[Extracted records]
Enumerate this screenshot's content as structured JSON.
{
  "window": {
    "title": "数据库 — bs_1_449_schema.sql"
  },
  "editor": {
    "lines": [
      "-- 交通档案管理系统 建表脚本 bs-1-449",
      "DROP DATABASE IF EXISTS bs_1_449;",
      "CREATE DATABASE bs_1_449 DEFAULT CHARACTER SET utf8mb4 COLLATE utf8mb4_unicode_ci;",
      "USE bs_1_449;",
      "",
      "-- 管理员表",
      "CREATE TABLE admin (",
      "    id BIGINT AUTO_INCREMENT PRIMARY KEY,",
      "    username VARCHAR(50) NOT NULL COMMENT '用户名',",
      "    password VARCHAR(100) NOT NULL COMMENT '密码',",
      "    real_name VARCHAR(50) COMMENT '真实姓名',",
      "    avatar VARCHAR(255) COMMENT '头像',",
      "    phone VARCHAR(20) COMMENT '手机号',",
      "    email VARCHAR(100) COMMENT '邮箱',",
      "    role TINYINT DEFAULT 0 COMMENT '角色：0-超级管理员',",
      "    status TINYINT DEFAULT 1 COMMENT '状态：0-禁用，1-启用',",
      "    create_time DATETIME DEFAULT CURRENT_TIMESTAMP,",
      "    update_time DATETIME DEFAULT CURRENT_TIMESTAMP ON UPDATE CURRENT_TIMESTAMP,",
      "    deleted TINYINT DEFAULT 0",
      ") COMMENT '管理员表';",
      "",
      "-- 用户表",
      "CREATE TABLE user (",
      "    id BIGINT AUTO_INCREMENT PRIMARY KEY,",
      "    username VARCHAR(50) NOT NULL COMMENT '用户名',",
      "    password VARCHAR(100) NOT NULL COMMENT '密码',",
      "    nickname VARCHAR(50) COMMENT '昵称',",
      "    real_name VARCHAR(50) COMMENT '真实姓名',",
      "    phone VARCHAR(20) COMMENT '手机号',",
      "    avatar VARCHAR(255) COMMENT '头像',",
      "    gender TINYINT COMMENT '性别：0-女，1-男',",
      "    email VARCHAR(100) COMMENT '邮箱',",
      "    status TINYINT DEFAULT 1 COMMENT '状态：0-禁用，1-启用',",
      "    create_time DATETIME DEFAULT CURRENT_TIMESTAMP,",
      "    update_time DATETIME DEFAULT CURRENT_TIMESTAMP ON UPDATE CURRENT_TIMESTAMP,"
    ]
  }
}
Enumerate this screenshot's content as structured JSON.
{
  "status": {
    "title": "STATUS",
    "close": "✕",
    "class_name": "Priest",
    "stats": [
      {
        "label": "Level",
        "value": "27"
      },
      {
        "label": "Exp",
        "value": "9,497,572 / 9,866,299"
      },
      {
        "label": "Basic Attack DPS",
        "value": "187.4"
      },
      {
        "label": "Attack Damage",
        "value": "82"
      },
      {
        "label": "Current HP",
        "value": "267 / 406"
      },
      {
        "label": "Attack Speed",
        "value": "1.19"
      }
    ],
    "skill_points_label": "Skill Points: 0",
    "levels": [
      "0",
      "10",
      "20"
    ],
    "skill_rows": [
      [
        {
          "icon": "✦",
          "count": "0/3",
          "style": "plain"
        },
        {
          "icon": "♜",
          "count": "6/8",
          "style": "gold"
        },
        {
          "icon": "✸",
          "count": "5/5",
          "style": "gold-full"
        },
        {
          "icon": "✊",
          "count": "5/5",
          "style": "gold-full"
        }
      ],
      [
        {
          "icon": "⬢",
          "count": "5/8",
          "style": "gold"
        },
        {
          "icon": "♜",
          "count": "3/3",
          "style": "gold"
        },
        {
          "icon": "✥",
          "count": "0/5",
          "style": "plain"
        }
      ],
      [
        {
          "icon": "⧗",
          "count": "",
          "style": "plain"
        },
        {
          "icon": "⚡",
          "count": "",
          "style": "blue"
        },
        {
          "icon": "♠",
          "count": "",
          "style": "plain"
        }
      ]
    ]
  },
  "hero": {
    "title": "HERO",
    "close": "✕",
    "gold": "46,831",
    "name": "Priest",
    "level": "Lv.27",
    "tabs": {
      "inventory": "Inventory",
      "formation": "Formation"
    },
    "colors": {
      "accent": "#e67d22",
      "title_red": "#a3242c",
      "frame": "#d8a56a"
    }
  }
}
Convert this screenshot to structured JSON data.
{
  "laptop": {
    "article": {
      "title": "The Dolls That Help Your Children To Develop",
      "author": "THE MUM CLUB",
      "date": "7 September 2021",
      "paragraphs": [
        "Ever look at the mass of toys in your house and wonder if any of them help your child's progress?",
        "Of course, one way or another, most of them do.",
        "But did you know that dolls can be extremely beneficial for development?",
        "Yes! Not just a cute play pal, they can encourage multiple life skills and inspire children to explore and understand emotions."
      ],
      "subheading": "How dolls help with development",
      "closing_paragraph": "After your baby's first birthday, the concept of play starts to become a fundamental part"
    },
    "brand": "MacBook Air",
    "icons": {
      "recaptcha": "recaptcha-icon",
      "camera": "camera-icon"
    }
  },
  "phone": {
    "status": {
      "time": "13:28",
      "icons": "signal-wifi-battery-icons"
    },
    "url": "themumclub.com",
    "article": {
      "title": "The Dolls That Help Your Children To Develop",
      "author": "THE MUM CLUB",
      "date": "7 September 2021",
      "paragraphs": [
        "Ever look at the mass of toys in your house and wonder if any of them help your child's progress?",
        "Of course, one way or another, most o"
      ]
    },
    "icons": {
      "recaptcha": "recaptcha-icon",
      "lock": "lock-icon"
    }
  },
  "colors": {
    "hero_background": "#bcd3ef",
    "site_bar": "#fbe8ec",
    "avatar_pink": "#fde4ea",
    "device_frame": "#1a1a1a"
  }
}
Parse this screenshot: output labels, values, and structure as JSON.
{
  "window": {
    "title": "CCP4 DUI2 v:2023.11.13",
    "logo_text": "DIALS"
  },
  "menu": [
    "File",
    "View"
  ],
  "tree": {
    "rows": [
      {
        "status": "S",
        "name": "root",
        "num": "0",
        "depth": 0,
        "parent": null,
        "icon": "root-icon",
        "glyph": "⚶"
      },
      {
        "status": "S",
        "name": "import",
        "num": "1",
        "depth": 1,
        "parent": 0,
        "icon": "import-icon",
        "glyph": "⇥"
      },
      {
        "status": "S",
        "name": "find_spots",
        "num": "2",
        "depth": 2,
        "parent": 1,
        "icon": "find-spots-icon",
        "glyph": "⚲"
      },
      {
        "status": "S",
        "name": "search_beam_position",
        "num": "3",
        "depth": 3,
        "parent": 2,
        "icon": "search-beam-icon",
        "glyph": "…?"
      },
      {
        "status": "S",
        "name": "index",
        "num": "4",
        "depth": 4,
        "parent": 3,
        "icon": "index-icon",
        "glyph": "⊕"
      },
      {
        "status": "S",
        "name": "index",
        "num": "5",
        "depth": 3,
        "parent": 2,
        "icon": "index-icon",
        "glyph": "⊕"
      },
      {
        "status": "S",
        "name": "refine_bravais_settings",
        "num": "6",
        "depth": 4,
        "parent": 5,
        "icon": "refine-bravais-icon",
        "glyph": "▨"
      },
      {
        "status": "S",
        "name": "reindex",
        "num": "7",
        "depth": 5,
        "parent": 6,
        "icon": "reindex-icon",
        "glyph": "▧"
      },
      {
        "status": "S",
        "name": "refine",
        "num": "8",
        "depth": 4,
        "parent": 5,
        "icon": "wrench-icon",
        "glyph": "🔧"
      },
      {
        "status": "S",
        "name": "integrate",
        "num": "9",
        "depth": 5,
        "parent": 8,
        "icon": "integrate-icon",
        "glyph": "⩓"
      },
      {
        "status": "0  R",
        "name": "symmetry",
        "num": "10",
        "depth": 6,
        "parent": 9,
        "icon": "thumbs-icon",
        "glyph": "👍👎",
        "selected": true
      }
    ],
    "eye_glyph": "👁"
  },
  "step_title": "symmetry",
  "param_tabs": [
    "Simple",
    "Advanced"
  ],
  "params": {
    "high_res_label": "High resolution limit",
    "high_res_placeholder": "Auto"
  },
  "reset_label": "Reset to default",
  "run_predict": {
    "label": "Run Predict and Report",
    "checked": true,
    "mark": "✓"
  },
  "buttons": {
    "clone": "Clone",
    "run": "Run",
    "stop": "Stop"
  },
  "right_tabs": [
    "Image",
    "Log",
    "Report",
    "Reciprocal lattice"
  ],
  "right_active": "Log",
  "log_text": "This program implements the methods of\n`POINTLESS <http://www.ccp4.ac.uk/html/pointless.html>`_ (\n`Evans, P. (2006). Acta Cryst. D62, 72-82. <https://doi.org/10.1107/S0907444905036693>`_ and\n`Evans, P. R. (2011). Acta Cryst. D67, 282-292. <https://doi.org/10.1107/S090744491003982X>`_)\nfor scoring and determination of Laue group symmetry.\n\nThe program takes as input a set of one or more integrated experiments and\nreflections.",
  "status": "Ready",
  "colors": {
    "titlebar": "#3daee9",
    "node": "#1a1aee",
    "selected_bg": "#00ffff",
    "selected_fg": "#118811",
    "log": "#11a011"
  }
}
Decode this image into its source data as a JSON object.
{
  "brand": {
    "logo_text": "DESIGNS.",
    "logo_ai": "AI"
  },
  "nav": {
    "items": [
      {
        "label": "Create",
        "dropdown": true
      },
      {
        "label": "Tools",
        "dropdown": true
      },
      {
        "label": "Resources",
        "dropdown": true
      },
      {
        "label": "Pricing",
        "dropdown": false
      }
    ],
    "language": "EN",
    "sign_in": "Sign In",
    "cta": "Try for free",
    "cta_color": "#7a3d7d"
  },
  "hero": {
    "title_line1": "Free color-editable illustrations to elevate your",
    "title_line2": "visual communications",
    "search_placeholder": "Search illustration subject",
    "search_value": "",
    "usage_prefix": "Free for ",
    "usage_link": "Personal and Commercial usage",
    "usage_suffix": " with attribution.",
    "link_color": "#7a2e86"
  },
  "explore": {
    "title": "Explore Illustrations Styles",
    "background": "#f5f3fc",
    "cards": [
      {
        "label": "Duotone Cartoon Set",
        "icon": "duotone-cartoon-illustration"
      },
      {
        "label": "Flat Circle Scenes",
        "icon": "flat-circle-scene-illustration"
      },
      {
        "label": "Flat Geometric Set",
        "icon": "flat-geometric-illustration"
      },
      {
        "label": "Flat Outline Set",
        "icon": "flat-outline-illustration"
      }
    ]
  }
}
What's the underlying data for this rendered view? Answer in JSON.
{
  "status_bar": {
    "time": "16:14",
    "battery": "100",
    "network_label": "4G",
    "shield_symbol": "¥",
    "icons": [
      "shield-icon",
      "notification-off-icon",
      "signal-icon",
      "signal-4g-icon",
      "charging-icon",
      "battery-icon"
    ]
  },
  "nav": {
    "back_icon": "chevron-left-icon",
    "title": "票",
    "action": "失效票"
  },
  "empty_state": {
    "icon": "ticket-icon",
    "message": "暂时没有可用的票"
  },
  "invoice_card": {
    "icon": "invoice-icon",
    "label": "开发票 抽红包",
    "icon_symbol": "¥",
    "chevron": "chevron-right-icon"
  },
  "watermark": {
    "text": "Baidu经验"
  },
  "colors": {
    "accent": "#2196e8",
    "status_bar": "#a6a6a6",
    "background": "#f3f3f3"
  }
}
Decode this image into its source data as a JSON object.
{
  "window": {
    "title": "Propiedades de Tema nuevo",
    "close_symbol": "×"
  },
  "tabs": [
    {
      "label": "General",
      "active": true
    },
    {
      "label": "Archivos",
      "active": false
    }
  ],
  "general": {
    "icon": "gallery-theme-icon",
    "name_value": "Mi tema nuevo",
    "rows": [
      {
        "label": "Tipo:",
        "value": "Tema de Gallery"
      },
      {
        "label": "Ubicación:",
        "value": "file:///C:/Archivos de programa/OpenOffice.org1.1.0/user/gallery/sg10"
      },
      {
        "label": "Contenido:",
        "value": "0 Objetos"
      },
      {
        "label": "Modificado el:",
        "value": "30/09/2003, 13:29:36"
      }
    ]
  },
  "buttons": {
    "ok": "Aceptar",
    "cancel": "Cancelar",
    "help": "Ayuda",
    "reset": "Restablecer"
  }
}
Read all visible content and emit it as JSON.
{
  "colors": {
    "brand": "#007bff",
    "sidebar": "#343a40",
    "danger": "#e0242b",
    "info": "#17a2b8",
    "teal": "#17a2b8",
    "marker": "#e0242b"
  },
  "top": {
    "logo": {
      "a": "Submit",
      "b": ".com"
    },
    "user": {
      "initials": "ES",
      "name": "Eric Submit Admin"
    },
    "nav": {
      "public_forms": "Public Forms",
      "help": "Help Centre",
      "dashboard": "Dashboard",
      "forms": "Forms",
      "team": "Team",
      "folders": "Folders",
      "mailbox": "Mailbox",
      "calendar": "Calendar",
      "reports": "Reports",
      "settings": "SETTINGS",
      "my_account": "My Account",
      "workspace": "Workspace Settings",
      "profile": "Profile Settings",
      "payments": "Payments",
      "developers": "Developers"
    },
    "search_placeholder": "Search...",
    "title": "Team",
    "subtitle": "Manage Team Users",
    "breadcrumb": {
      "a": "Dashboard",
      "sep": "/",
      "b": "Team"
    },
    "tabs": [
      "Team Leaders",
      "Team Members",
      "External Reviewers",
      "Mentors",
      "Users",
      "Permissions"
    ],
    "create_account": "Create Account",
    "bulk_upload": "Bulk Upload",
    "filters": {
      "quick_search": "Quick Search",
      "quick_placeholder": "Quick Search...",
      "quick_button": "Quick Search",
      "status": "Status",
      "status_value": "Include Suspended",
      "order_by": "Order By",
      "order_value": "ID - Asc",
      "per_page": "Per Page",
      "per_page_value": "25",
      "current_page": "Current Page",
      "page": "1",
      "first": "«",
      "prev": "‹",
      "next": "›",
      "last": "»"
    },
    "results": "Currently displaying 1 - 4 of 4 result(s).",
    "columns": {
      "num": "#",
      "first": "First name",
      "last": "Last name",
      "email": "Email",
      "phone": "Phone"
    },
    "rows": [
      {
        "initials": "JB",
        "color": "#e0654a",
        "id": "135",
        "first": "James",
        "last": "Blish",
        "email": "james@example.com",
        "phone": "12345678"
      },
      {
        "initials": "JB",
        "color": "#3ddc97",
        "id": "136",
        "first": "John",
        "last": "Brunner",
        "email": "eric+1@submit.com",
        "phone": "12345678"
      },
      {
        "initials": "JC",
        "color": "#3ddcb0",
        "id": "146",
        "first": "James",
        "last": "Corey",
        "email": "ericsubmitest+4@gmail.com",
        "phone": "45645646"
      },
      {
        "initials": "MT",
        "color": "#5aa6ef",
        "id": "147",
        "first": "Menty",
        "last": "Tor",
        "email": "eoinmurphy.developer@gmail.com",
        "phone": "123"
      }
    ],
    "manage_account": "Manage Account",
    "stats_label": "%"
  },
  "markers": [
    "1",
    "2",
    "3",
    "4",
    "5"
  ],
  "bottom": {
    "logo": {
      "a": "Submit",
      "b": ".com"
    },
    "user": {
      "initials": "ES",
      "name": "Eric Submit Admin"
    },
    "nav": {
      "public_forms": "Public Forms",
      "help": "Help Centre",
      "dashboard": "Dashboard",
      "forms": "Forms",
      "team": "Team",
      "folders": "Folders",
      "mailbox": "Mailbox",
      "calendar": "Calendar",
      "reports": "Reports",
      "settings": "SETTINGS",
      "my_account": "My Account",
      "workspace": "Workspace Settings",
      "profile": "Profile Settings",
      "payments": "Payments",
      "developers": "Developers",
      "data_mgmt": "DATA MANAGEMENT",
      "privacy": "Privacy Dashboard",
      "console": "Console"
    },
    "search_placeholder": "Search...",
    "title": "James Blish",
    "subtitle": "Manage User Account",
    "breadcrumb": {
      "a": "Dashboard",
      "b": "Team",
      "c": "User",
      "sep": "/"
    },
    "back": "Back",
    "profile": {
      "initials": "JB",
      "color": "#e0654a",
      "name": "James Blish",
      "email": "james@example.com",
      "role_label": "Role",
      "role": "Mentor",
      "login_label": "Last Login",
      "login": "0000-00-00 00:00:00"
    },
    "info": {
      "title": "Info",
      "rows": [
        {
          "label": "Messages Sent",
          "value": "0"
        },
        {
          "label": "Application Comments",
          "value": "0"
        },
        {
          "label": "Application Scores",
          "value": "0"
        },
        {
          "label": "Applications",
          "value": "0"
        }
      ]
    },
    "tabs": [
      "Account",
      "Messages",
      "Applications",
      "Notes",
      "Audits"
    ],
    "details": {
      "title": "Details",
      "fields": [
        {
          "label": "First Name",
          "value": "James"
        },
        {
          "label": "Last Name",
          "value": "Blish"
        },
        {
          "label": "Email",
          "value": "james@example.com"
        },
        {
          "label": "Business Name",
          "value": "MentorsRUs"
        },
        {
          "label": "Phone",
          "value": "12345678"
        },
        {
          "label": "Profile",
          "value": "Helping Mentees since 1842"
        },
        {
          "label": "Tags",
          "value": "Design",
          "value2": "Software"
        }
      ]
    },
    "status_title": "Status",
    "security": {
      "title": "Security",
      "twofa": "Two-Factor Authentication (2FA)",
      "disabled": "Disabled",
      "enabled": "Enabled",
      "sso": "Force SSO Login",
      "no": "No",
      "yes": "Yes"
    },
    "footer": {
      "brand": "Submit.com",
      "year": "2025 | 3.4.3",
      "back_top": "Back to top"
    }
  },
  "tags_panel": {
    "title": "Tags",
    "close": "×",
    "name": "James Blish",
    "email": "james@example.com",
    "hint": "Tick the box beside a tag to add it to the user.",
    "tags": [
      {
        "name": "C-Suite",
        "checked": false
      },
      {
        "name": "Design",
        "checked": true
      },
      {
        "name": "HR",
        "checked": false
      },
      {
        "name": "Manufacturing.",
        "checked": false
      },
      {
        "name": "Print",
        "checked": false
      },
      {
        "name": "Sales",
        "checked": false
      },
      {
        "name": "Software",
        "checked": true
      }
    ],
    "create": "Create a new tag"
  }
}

• _Set task_:
Give the count of lines holding the word "Archivos" and nothing more.

• _Correct output_:
2